• [Work instructions] The required output is a single number: how many lines of the material contain the string "color".

• [Recorded information]
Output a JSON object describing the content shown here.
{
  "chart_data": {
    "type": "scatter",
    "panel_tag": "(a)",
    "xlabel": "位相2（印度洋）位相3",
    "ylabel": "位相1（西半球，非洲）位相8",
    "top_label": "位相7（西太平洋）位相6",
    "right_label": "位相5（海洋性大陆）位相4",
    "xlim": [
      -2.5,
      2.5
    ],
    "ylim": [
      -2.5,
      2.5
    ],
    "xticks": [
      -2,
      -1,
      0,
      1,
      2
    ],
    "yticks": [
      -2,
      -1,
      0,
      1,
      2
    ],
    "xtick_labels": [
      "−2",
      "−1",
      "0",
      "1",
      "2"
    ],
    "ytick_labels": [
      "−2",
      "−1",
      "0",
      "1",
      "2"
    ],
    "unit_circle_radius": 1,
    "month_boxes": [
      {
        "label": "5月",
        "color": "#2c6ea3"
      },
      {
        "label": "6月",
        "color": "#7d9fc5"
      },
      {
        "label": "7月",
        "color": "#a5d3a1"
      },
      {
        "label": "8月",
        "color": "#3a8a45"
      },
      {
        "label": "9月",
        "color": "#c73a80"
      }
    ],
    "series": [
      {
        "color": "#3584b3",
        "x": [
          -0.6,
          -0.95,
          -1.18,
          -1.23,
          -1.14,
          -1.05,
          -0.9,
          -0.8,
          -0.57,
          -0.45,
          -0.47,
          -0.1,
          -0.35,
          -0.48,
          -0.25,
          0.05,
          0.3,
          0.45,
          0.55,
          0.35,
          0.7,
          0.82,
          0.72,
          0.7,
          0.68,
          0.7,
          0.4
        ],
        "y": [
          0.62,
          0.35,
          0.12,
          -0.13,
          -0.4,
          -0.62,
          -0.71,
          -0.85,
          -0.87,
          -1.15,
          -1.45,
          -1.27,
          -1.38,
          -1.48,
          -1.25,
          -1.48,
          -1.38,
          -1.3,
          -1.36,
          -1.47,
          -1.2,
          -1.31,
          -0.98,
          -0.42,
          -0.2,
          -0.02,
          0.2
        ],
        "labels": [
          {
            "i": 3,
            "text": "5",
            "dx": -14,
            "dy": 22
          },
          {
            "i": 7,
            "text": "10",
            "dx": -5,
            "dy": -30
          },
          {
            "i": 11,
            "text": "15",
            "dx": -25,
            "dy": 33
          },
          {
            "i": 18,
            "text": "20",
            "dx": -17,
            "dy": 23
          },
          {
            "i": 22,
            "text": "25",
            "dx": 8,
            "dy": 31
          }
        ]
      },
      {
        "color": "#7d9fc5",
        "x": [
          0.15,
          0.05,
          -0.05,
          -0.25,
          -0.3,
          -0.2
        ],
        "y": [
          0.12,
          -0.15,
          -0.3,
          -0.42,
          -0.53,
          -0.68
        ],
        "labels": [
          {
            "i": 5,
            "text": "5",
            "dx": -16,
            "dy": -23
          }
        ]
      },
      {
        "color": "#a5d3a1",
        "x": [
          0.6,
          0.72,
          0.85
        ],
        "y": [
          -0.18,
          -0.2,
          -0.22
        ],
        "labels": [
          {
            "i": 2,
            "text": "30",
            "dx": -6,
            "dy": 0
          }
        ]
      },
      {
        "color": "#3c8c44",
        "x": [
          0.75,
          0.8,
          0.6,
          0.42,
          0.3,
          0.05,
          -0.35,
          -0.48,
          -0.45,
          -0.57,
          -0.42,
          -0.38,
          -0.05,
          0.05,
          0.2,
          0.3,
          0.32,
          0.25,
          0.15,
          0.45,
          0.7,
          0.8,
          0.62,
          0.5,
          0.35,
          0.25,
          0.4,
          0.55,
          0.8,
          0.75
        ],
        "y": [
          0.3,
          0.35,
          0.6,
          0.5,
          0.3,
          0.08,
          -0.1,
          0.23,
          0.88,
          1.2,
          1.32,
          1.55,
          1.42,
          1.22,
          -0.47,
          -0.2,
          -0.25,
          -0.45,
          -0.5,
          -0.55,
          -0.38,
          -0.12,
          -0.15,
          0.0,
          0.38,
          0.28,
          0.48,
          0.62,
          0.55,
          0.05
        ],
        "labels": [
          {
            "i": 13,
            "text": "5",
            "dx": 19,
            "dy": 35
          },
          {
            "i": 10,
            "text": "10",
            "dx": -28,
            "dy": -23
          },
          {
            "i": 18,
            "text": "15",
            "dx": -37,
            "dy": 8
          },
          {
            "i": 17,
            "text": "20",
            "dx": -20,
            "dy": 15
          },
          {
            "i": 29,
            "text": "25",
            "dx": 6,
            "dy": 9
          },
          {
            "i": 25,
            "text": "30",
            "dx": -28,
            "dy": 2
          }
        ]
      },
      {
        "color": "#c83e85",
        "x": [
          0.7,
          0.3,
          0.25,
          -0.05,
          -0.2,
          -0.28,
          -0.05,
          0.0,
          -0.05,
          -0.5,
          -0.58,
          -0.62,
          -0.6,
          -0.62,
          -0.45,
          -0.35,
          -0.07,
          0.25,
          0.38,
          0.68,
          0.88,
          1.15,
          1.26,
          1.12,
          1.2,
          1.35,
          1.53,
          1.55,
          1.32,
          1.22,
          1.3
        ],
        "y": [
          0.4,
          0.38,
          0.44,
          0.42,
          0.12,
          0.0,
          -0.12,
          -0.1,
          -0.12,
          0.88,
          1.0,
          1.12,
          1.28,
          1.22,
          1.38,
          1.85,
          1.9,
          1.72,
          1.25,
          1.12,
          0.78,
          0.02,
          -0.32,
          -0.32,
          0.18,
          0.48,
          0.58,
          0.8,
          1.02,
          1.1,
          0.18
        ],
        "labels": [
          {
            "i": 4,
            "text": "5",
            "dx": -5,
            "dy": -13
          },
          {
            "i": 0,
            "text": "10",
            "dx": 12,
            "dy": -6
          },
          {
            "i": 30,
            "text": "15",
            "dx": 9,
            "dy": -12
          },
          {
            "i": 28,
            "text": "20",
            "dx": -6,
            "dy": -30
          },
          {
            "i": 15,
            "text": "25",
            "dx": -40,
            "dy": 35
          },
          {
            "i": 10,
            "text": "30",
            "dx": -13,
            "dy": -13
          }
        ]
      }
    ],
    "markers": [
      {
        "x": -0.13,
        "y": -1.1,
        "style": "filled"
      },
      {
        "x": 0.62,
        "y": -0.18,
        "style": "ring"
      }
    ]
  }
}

• [Solution to this problem] 10